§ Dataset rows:
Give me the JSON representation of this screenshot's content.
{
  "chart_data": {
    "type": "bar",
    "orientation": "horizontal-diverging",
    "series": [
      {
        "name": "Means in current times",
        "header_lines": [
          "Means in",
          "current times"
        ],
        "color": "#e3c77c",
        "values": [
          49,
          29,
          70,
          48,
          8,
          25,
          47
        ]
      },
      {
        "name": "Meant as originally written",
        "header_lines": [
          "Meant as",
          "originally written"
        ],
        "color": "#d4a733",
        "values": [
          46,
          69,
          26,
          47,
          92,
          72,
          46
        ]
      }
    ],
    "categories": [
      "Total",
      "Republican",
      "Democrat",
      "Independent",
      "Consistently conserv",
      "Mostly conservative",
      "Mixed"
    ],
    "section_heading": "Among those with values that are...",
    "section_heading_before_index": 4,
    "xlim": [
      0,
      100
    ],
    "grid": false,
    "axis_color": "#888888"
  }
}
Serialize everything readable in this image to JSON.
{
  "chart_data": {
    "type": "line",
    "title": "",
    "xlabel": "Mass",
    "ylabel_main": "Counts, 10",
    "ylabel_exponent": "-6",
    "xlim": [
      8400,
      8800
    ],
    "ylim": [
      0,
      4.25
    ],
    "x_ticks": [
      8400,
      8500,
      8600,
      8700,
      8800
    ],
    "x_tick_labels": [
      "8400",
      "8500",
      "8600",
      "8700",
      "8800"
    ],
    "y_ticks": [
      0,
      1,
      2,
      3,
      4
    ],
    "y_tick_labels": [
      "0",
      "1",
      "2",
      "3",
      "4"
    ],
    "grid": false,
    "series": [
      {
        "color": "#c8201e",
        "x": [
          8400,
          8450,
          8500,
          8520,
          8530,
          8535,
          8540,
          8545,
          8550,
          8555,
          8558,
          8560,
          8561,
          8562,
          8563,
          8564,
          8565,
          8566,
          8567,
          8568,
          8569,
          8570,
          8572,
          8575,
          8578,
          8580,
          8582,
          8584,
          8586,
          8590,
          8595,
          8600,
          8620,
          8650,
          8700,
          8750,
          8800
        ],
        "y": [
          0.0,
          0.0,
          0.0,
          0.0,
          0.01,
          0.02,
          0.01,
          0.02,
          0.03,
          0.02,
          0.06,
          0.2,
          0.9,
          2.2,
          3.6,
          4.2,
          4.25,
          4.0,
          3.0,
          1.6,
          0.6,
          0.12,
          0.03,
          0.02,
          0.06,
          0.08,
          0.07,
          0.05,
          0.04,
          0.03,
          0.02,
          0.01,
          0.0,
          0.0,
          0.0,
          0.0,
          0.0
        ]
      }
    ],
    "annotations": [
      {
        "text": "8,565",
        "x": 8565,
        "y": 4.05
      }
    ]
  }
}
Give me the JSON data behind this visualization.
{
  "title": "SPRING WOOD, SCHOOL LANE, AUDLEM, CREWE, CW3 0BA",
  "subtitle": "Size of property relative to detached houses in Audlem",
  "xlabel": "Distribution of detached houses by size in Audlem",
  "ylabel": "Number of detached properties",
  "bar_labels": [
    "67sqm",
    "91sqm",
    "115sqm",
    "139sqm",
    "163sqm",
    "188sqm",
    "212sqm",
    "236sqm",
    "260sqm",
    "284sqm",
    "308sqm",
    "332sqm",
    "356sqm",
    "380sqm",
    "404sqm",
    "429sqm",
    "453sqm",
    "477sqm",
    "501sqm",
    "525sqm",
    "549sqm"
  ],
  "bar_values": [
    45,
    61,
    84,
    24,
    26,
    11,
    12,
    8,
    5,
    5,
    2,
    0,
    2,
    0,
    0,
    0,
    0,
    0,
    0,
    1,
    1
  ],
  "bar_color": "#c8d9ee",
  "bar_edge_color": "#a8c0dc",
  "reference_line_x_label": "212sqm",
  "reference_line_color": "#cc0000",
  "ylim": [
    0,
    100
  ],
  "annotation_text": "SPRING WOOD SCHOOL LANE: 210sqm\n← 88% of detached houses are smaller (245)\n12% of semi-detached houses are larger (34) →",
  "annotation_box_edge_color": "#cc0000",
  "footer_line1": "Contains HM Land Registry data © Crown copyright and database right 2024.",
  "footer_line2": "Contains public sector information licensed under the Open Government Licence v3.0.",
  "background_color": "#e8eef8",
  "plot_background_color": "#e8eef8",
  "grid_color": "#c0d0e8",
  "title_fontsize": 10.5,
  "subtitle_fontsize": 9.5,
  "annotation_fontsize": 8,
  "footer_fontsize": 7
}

§ WORK REQUIRED:
Would you give the material above again, complete and exact?

§ TASK OUTPUT:
Give me the JSON representation of this screenshot's content.
{
  "chart_data": {
    "type": "bar",
    "orientation": "horizontal-diverging",
    "series": [
      {
        "name": "Means in current times",
        "header_lines": [
          "Means in",
          "current times"
        ],
        "color": "#e3c77c",
        "values": [
          49,
          29,
          70,
          48,
          8,
          25,
          47
        ]
      },
      {
        "name": "Meant as originally written",
        "header_lines": [
          "Meant as",
          "originally written"
        ],
        "color": "#d4a733",
        "values": [
          46,
          69,
          26,
          47,
          92,
          72,
          46
        ]
      }
    ],
    "categories": [
      "Total",
      "Republican",
      "Democrat",
      "Independent",
      "Consistently conserv",
      "Mostly conservative",
      "Mixed"
    ],
    "section_heading": "Among those with values that are...",
    "section_heading_before_index": 4,
    "xlim": [
      0,
      100
    ],
    "grid": false,
    "axis_color": "#888888"
  }
}
Serialize everything readable in this image to JSON.
{
  "chart_data": {
    "type": "line",
    "title": "",
    "xlabel": "Mass",
    "ylabel_main": "Counts, 10",
    "ylabel_exponent": "-6",
    "xlim": [
      8400,
      8800
    ],
    "ylim": [
      0,
      4.25
    ],
    "x_ticks": [
      8400,
      8500,
      8600,
      8700,
      8800
    ],
    "x_tick_labels": [
      "8400",
      "8500",
      "8600",
      "8700",
      "8800"
    ],
    "y_ticks": [
      0,
      1,
      2,
      3,
      4
    ],
    "y_tick_labels": [
      "0",
      "1",
      "2",
      "3",
      "4"
    ],
    "grid": false,
    "series": [
      {
        "color": "#c8201e",
        "x": [
          8400,
          8450,
          8500,
          8520,
          8530,
          8535,
          8540,
          8545,
          8550,
          8555,
          8558,
          8560,
          8561,
          8562,
          8563,
          8564,
          8565,
          8566,
          8567,
          8568,
          8569,
          8570,
          8572,
          8575,
          8578,
          8580,
          8582,
          8584,
          8586,
          8590,
          8595,
          8600,
          8620,
          8650,
          8700,
          8750,
          8800
        ],
        "y": [
          0.0,
          0.0,
          0.0,
          0.0,
          0.01,
          0.02,
          0.01,
          0.02,
          0.03,
          0.02,
          0.06,
          0.2,
          0.9,
          2.2,
          3.6,
          4.2,
          4.25,
          4.0,
          3.0,
          1.6,
          0.6,
          0.12,
          0.03,
          0.02,
          0.06,
          0.08,
          0.07,
          0.05,
          0.04,
          0.03,
          0.02,
          0.01,
          0.0,
          0.0,
          0.0,
          0.0,
          0.0
        ]
      }
    ],
    "annotations": [
      {
        "text": "8,565",
        "x": 8565,
        "y": 4.05
      }
    ]
  }
}
Give me the JSON data behind this visualization.
{
  "title": "SPRING WOOD, SCHOOL LANE, AUDLEM, CREWE, CW3 0BA",
  "subtitle": "Size of property relative to detached houses in Audlem",
  "xlabel": "Distribution of detached houses by size in Audlem",
  "ylabel": "Number of detached properties",
  "bar_labels": [
    "67sqm",
    "91sqm",
    "115sqm",
    "139sqm",
    "163sqm",
    "188sqm",
    "212sqm",
    "236sqm",
    "260sqm",
    "284sqm",
    "308sqm",
    "332sqm",
    "356sqm",
    "380sqm",
    "404sqm",
    "429sqm",
    "453sqm",
    "477sqm",
    "501sqm",
    "525sqm",
    "549sqm"
  ],
  "bar_values": [
    45,
    61,
    84,
    24,
    26,
    11,
    12,
    8,
    5,
    5,
    2,
    0,
    2,
    0,
    0,
    0,
    0,
    0,
    0,
    1,
    1
  ],
  "bar_color": "#c8d9ee",
  "bar_edge_color": "#a8c0dc",
  "reference_line_x_label": "212sqm",
  "reference_line_color": "#cc0000",
  "ylim": [
    0,
    100
  ],
  "annotation_text": "SPRING WOOD SCHOOL LANE: 210sqm\n← 88% of detached houses are smaller (245)\n12% of semi-detached houses are larger (34) →",
  "annotation_box_edge_color": "#cc0000",
  "footer_line1": "Contains HM Land Registry data © Crown copyright and database right 2024.",
  "footer_line2": "Contains public sector information licensed under the Open Government Licence v3.0.",
  "background_color": "#e8eef8",
  "plot_background_color": "#e8eef8",
  "grid_color": "#c0d0e8",
  "title_fontsize": 10.5,
  "subtitle_fontsize": 9.5,
  "annotation_fontsize": 8,
  "footer_fontsize": 7
}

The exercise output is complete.